**Records**

══════

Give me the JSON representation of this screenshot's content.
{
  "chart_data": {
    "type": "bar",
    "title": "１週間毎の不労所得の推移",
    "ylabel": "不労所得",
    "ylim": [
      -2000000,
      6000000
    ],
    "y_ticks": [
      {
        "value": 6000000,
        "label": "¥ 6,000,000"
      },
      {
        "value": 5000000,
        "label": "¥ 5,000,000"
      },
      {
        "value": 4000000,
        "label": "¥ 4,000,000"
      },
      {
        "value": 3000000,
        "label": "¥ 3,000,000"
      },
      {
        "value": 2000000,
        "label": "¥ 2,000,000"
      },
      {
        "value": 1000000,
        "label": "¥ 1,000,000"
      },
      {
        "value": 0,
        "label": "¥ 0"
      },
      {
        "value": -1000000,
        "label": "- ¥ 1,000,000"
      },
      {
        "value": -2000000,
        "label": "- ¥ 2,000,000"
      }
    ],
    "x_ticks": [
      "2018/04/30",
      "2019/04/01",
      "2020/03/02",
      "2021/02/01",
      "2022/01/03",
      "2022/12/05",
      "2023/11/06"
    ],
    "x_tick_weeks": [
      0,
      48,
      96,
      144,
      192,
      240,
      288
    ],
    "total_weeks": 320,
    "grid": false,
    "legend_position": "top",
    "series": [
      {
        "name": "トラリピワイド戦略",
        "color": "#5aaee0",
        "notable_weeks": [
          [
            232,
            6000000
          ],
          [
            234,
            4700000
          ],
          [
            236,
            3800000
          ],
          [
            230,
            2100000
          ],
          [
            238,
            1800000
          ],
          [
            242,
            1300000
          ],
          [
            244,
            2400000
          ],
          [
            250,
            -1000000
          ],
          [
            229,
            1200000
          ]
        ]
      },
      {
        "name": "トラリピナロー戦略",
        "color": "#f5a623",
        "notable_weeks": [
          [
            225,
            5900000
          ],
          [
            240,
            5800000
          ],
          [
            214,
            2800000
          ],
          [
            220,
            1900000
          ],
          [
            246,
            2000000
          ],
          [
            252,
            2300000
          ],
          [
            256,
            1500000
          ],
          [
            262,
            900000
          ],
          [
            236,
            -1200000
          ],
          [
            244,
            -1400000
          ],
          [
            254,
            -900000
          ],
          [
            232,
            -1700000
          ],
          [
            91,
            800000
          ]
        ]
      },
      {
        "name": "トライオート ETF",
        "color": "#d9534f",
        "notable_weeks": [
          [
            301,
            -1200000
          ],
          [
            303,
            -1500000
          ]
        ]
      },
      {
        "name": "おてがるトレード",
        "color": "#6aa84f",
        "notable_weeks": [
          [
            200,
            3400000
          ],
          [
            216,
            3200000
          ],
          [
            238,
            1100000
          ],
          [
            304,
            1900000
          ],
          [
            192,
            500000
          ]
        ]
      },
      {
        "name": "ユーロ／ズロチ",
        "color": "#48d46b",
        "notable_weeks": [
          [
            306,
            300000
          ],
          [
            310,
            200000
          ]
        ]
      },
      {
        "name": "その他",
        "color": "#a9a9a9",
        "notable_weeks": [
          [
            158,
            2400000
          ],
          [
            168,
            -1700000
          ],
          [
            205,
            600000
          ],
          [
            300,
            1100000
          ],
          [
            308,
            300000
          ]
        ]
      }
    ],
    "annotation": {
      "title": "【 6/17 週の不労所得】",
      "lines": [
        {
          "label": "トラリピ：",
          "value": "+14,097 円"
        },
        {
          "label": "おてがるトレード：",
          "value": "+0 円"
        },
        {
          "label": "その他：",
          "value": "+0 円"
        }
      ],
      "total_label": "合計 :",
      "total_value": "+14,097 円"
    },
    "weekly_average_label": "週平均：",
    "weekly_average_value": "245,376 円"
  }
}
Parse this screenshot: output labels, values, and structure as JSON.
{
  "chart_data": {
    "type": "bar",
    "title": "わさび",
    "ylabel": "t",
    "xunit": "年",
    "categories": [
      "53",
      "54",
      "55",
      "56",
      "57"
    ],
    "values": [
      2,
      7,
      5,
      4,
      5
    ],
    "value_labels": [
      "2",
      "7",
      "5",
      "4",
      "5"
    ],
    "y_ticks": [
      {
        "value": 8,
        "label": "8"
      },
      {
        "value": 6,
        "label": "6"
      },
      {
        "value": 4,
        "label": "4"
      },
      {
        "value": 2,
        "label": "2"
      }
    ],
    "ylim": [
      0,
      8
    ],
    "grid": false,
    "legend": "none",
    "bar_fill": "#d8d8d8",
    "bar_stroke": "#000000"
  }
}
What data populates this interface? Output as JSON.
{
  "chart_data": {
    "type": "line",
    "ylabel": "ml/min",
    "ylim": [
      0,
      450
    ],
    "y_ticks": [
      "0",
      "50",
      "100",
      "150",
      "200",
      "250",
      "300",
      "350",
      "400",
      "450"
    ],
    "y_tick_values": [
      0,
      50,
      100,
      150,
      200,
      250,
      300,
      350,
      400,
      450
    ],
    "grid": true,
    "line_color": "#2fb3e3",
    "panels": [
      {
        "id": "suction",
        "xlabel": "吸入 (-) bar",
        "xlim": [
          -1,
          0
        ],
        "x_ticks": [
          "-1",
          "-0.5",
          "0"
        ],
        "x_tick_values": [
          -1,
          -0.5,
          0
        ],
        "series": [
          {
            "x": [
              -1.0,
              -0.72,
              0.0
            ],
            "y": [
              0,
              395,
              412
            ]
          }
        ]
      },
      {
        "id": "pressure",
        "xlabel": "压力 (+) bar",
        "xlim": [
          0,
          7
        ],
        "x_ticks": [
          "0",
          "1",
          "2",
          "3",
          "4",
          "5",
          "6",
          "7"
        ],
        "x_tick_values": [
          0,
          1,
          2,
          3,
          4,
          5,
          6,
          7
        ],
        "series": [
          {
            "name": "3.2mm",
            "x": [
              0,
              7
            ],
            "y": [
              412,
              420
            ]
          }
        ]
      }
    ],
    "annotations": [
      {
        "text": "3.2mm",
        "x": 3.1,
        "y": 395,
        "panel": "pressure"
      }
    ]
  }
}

══════

**Required task**
Repeat all entries. Match them exactly.

**Finished exercise**
Give me the JSON representation of this screenshot's content.
{
  "chart_data": {
    "type": "bar",
    "title": "１週間毎の不労所得の推移",
    "ylabel": "不労所得",
    "ylim": [
      -2000000,
      6000000
    ],
    "y_ticks": [
      {
        "value": 6000000,
        "label": "¥ 6,000,000"
      },
      {
        "value": 5000000,
        "label": "¥ 5,000,000"
      },
      {
        "value": 4000000,
        "label": "¥ 4,000,000"
      },
      {
        "value": 3000000,
        "label": "¥ 3,000,000"
      },
      {
        "value": 2000000,
        "label": "¥ 2,000,000"
      },
      {
        "value": 1000000,
        "label": "¥ 1,000,000"
      },
      {
        "value": 0,
        "label": "¥ 0"
      },
      {
        "value": -1000000,
        "label": "- ¥ 1,000,000"
      },
      {
        "value": -2000000,
        "label": "- ¥ 2,000,000"
      }
    ],
    "x_ticks": [
      "2018/04/30",
      "2019/04/01",
      "2020/03/02",
      "2021/02/01",
      "2022/01/03",
      "2022/12/05",
      "2023/11/06"
    ],
    "x_tick_weeks": [
      0,
      48,
      96,
      144,
      192,
      240,
      288
    ],
    "total_weeks": 320,
    "grid": false,
    "legend_position": "top",
    "series": [
      {
        "name": "トラリピワイド戦略",
        "color": "#5aaee0",
        "notable_weeks": [
          [
            232,
            6000000
          ],
          [
            234,
            4700000
          ],
          [
            236,
            3800000
          ],
          [
            230,
            2100000
          ],
          [
            238,
            1800000
          ],
          [
            242,
            1300000
          ],
          [
            244,
            2400000
          ],
          [
            250,
            -1000000
          ],
          [
            229,
            1200000
          ]
        ]
      },
      {
        "name": "トラリピナロー戦略",
        "color": "#f5a623",
        "notable_weeks": [
          [
            225,
            5900000
          ],
          [
            240,
            5800000
          ],
          [
            214,
            2800000
          ],
          [
            220,
            1900000
          ],
          [
            246,
            2000000
          ],
          [
            252,
            2300000
          ],
          [
            256,
            1500000
          ],
          [
            262,
            900000
          ],
          [
            236,
            -1200000
          ],
          [
            244,
            -1400000
          ],
          [
            254,
            -900000
          ],
          [
            232,
            -1700000
          ],
          [
            91,
            800000
          ]
        ]
      },
      {
        "name": "トライオート ETF",
        "color": "#d9534f",
        "notable_weeks": [
          [
            301,
            -1200000
          ],
          [
            303,
            -1500000
          ]
        ]
      },
      {
        "name": "おてがるトレード",
        "color": "#6aa84f",
        "notable_weeks": [
          [
            200,
            3400000
          ],
          [
            216,
            3200000
          ],
          [
            238,
            1100000
          ],
          [
            304,
            1900000
          ],
          [
            192,
            500000
          ]
        ]
      },
      {
        "name": "ユーロ／ズロチ",
        "color": "#48d46b",
        "notable_weeks": [
          [
            306,
            300000
          ],
          [
            310,
            200000
          ]
        ]
      },
      {
        "name": "その他",
        "color": "#a9a9a9",
        "notable_weeks": [
          [
            158,
            2400000
          ],
          [
            168,
            -1700000
          ],
          [
            205,
            600000
          ],
          [
            300,
            1100000
          ],
          [
            308,
            300000
          ]
        ]
      }
    ],
    "annotation": {
      "title": "【 6/17 週の不労所得】",
      "lines": [
        {
          "label": "トラリピ：",
          "value": "+14,097 円"
        },
        {
          "label": "おてがるトレード：",
          "value": "+0 円"
        },
        {
          "label": "その他：",
          "value": "+0 円"
        }
      ],
      "total_label": "合計 :",
      "total_value": "+14,097 円"
    },
    "weekly_average_label": "週平均：",
    "weekly_average_value": "245,376 円"
  }
}
Parse this screenshot: output labels, values, and structure as JSON.
{
  "chart_data": {
    "type": "bar",
    "title": "わさび",
    "ylabel": "t",
    "xunit": "年",
    "categories": [
      "53",
      "54",
      "55",
      "56",
      "57"
    ],
    "values": [
      2,
      7,
      5,
      4,
      5
    ],
    "value_labels": [
      "2",
      "7",
      "5",
      "4",
      "5"
    ],
    "y_ticks": [
      {
        "value": 8,
        "label": "8"
      },
      {
        "value": 6,
        "label": "6"
      },
      {
        "value": 4,
        "label": "4"
      },
      {
        "value": 2,
        "label": "2"
      }
    ],
    "ylim": [
      0,
      8
    ],
    "grid": false,
    "legend": "none",
    "bar_fill": "#d8d8d8",
    "bar_stroke": "#000000"
  }
}
What data populates this interface? Output as JSON.
{
  "chart_data": {
    "type": "line",
    "ylabel": "ml/min",
    "ylim": [
      0,
      450
    ],
    "y_ticks": [
      "0",
      "50",
      "100",
      "150",
      "200",
      "250",
      "300",
      "350",
      "400",
      "450"
    ],
    "y_tick_values": [
      0,
      50,
      100,
      150,
      200,
      250,
      300,
      350,
      400,
      450
    ],
    "grid": true,
    "line_color": "#2fb3e3",
    "panels": [
      {
        "id": "suction",
        "xlabel": "吸入 (-) bar",
        "xlim": [
          -1,
          0
        ],
        "x_ticks": [
          "-1",
          "-0.5",
          "0"
        ],
        "x_tick_values": [
          -1,
          -0.5,
          0
        ],
        "series": [
          {
            "x": [
              -1.0,
              -0.72,
              0.0
            ],
            "y": [
              0,
              395,
              412
            ]
          }
        ]
      },
      {
        "id": "pressure",
        "xlabel": "压力 (+) bar",
        "xlim": [
          0,
          7
        ],
        "x_ticks": [
          "0",
          "1",
          "2",
          "3",
          "4",
          "5",
          "6",
          "7"
        ],
        "x_tick_values": [
          0,
          1,
          2,
          3,
          4,
          5,
          6,
          7
        ],
        "series": [
          {
            "name": "3.2mm",
            "x": [
              0,
              7
            ],
            "y": [
              412,
              420
            ]
          }
        ]
      }
    ],
    "annotations": [
      {
        "text": "3.2mm",
        "x": 3.1,
        "y": 395,
        "panel": "pressure"
      }
    ]
  }
}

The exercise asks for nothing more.